Goal of the exercise —
Check each line of the listing for the word "name" and report how many lines contain it, giving nothing but the number.
---------- Task inputs ----------
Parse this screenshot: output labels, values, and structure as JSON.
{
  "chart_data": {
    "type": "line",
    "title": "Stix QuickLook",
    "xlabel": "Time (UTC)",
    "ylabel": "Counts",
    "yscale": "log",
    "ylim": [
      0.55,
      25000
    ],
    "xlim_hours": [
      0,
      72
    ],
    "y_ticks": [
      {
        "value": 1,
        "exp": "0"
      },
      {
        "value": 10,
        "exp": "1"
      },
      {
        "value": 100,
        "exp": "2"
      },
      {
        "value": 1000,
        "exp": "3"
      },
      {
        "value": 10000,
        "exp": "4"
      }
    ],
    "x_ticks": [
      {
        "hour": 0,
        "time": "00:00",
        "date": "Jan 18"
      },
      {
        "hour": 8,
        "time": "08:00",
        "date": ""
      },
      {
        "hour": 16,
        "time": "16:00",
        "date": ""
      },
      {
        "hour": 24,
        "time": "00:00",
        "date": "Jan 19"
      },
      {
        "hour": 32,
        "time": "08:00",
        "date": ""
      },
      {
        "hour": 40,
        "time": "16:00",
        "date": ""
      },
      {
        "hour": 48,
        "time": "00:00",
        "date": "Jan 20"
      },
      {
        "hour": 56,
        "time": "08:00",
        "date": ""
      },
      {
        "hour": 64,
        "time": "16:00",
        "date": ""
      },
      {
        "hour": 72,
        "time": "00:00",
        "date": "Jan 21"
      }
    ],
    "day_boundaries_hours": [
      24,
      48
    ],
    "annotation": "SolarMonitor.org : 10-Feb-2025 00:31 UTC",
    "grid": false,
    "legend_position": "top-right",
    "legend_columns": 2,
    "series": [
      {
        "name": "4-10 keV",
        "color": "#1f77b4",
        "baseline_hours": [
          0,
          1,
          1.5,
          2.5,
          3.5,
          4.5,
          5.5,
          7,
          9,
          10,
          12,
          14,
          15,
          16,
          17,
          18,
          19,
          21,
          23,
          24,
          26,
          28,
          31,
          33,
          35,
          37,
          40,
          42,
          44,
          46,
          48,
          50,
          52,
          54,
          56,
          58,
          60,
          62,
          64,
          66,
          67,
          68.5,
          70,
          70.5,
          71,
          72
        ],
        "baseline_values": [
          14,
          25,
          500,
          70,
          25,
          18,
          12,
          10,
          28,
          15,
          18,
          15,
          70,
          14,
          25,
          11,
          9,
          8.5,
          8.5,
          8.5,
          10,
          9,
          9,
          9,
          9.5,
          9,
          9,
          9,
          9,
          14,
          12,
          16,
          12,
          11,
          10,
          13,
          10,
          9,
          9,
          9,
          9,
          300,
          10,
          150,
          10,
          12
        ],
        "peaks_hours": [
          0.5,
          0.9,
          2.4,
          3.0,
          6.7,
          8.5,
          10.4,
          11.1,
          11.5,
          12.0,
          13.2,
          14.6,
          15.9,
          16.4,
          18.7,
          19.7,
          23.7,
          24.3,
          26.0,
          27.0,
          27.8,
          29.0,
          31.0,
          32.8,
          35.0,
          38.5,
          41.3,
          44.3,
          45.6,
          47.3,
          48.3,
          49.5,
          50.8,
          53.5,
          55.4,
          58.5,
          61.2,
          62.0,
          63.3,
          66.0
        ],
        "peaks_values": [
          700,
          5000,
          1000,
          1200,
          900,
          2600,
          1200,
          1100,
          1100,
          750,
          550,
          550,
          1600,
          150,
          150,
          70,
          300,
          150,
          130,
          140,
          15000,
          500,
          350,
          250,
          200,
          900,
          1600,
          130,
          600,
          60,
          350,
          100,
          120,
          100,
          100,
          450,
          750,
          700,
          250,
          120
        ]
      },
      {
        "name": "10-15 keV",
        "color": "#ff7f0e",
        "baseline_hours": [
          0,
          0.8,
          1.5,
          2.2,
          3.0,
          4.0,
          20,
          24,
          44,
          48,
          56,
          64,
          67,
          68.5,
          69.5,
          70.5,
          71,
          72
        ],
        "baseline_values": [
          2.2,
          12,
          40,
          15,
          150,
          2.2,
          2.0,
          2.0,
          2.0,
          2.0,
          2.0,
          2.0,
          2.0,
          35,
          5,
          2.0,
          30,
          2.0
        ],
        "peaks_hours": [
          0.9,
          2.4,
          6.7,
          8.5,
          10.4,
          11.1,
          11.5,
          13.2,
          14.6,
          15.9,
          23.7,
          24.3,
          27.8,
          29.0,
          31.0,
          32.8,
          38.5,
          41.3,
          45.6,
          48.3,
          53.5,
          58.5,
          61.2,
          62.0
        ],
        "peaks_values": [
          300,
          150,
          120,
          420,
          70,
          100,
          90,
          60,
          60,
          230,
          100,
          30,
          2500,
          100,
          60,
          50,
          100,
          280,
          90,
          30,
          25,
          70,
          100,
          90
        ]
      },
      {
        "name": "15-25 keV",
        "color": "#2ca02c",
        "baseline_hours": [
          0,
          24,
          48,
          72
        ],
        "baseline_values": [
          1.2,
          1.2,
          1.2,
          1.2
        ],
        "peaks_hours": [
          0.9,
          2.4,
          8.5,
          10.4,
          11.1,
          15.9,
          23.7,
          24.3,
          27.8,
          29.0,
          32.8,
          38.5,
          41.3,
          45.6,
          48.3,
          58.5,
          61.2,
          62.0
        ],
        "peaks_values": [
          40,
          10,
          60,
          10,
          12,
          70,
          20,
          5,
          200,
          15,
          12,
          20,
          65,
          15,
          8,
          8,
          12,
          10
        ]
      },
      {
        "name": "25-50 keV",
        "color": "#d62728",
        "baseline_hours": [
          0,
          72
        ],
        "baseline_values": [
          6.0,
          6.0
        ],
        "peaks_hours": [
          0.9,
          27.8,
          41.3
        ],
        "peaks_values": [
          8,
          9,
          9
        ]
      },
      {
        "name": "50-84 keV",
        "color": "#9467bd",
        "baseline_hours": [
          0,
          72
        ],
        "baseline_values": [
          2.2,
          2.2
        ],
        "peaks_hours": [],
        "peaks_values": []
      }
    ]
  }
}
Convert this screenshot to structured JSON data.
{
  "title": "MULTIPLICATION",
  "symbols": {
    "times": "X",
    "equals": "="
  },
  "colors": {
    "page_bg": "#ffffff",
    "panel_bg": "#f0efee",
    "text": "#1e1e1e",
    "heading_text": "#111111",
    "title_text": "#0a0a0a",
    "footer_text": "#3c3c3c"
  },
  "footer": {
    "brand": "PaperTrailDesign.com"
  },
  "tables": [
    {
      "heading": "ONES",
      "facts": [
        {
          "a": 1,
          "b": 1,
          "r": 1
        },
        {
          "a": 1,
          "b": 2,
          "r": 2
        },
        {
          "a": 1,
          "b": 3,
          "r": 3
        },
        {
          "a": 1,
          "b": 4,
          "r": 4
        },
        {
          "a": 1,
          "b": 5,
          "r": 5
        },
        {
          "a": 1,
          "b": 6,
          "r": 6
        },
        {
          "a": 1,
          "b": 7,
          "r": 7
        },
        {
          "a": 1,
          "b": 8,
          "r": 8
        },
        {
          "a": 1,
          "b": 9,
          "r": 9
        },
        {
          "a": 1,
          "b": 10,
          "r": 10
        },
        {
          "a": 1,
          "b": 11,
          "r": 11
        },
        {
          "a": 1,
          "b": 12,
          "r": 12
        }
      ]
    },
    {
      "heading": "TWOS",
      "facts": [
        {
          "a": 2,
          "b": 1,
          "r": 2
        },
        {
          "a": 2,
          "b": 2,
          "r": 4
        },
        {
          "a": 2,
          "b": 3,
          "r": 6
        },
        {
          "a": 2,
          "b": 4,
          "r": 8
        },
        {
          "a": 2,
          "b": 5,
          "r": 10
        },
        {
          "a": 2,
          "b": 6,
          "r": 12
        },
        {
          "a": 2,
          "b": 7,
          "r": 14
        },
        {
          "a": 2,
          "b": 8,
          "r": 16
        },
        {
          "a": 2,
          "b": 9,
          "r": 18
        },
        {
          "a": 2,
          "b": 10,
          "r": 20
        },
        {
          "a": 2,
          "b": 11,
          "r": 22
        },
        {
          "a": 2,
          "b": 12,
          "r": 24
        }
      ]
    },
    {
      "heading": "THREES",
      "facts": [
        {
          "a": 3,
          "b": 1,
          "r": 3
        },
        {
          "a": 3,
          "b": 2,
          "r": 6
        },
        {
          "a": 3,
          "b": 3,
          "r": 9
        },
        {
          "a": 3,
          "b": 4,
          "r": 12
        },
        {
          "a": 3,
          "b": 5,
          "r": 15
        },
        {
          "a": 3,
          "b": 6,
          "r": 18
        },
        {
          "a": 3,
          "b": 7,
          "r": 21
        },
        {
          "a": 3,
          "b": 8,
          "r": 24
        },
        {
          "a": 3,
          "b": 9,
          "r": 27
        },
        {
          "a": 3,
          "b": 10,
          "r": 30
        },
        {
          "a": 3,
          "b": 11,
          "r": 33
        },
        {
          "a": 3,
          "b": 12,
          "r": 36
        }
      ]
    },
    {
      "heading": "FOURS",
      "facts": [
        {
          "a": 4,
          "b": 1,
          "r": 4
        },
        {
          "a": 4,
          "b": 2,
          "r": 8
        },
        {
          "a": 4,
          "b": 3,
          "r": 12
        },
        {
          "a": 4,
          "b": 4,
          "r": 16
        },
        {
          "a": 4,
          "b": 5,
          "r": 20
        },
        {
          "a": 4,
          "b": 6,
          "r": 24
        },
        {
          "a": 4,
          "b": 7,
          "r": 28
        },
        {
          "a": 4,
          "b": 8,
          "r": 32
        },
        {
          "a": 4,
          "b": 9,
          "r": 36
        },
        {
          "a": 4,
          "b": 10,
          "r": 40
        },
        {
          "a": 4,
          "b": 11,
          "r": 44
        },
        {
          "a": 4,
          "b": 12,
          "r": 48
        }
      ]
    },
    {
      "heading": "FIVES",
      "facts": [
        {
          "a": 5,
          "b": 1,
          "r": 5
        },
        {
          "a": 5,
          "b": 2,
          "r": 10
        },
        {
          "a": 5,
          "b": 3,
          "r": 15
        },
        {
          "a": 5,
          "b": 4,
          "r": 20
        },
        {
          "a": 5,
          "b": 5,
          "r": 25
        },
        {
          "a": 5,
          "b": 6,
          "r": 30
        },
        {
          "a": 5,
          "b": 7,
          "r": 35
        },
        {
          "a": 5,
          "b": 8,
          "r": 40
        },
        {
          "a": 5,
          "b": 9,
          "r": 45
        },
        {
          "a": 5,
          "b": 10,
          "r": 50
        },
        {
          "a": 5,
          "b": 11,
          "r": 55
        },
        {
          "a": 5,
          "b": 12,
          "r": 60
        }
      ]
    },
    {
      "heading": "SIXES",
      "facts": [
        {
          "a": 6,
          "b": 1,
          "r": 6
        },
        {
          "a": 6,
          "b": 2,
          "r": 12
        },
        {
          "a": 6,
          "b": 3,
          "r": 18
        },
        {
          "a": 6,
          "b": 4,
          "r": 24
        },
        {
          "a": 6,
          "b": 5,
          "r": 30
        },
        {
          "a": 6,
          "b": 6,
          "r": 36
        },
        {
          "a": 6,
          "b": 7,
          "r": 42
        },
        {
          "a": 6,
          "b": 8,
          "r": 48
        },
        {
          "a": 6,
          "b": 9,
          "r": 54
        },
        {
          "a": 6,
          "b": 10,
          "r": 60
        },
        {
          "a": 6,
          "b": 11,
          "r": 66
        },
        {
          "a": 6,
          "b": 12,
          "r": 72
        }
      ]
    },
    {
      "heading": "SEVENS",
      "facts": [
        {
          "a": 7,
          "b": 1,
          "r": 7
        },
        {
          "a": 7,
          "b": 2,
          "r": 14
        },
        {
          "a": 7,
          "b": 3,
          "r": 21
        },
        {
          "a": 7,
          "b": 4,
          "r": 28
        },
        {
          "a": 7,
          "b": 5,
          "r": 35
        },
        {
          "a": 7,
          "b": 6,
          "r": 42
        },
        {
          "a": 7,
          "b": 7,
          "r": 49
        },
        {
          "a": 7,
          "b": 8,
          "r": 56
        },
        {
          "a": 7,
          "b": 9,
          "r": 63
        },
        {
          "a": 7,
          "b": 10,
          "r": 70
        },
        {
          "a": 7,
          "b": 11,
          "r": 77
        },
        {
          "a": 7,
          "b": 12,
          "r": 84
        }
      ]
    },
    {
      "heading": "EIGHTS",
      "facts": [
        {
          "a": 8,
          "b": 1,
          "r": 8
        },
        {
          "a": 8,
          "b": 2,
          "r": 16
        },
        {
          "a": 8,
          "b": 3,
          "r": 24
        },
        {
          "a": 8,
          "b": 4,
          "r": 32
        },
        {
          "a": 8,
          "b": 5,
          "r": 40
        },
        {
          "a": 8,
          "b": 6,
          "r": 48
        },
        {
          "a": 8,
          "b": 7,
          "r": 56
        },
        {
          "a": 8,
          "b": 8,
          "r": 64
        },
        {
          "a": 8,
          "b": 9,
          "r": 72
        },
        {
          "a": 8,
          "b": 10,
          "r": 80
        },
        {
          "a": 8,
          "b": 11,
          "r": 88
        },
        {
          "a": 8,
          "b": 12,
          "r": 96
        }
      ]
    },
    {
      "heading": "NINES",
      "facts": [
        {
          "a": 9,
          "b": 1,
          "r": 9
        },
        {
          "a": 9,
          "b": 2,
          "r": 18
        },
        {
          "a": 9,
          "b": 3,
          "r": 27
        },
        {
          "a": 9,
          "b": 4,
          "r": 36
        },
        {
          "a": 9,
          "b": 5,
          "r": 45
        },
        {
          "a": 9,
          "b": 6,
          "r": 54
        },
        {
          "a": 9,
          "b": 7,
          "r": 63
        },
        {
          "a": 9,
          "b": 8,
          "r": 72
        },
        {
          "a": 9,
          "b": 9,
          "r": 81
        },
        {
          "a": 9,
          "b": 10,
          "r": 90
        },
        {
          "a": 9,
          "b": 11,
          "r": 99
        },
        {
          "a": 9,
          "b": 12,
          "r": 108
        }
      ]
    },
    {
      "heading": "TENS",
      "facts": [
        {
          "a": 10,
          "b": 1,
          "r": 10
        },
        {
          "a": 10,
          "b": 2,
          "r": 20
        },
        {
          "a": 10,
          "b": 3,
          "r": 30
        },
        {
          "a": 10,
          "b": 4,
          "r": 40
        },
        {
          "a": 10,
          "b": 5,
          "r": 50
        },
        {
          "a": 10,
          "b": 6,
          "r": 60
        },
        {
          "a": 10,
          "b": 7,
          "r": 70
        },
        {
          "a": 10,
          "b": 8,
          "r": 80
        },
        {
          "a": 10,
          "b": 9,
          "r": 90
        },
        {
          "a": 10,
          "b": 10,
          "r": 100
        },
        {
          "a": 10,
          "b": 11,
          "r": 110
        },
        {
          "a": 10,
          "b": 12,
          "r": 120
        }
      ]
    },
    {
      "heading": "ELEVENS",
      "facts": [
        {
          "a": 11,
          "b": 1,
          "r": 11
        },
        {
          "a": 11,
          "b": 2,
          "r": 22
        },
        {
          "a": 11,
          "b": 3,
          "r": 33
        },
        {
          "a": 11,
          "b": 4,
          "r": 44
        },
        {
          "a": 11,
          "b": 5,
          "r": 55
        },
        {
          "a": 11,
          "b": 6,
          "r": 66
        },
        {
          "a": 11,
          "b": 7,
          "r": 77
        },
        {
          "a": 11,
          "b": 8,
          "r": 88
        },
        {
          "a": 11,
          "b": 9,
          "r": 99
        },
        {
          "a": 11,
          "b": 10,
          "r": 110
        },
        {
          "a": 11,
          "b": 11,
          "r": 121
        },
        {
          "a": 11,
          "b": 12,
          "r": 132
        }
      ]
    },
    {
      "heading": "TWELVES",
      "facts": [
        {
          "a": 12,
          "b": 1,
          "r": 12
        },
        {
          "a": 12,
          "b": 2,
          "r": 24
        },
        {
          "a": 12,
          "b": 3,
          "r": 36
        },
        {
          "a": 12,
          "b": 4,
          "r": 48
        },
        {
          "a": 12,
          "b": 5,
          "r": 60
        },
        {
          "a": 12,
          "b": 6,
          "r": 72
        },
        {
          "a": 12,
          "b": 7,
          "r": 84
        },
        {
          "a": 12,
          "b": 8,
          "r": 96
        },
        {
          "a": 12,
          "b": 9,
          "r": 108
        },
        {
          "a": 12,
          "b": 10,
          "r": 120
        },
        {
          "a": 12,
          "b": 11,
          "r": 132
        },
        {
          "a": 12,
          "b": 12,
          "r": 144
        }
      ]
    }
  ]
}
----------
Exercise answer —
5